- **Working data**:
-- BEGIN --
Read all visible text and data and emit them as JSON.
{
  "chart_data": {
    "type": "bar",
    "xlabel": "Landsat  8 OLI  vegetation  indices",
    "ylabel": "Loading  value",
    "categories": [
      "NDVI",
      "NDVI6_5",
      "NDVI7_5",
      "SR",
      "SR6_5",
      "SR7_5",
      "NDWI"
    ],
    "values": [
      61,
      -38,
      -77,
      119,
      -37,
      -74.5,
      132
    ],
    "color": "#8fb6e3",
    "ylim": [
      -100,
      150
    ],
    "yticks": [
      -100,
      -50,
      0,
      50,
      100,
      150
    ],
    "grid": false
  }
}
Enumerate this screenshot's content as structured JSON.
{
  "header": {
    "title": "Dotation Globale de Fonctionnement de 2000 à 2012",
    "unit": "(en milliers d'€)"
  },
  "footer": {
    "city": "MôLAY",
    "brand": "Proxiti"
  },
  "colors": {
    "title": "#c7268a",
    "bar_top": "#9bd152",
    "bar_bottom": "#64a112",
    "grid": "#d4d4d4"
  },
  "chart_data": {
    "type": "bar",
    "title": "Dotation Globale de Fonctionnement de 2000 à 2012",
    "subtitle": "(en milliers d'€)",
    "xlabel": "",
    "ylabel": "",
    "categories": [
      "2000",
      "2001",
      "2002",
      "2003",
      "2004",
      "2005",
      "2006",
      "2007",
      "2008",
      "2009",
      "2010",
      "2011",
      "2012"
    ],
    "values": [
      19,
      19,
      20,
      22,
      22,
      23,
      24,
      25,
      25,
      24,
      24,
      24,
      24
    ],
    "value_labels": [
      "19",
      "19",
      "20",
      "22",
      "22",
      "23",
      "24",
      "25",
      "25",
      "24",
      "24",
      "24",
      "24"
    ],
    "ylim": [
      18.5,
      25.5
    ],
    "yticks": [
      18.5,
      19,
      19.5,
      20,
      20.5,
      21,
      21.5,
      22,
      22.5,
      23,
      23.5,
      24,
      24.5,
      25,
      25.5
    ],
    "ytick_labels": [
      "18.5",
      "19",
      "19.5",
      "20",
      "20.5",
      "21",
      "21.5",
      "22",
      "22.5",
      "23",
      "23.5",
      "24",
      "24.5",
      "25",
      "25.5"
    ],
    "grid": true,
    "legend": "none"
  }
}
-- END --
- **Exercise details**: Report only the number of lines in the data above that contain "milliers".

- **Task solution**: 2